> **Excerpted records**:
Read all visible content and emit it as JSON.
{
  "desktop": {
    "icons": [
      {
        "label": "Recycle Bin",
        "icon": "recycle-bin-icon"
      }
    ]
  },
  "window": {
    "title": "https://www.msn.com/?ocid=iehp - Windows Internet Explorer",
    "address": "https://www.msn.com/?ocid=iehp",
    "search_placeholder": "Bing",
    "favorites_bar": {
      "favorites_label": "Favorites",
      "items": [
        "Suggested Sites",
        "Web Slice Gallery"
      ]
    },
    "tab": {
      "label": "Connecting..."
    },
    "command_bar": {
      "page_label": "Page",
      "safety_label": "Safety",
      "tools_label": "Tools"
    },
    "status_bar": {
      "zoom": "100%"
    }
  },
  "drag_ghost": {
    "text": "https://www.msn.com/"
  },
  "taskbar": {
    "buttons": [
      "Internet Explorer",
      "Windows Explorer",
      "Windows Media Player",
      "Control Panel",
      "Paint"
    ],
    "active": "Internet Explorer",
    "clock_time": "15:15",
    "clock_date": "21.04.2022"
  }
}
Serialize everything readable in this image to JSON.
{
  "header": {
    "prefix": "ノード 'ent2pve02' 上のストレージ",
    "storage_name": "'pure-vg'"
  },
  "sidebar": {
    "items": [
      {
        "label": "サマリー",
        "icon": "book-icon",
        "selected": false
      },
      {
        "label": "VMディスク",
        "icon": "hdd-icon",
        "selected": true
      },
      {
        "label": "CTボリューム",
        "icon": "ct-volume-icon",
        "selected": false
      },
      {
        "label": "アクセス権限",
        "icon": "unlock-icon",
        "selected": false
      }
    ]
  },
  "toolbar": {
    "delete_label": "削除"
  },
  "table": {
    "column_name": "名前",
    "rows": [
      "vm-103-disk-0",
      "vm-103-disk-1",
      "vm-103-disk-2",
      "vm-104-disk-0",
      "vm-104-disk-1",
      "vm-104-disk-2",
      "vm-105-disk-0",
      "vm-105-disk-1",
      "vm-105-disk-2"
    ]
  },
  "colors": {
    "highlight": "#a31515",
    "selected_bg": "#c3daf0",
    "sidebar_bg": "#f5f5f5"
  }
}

> **Exercise prompt**: Report how many lines in the records hold the word "iehp", giving the number and nothing else.

> **Final result**: 2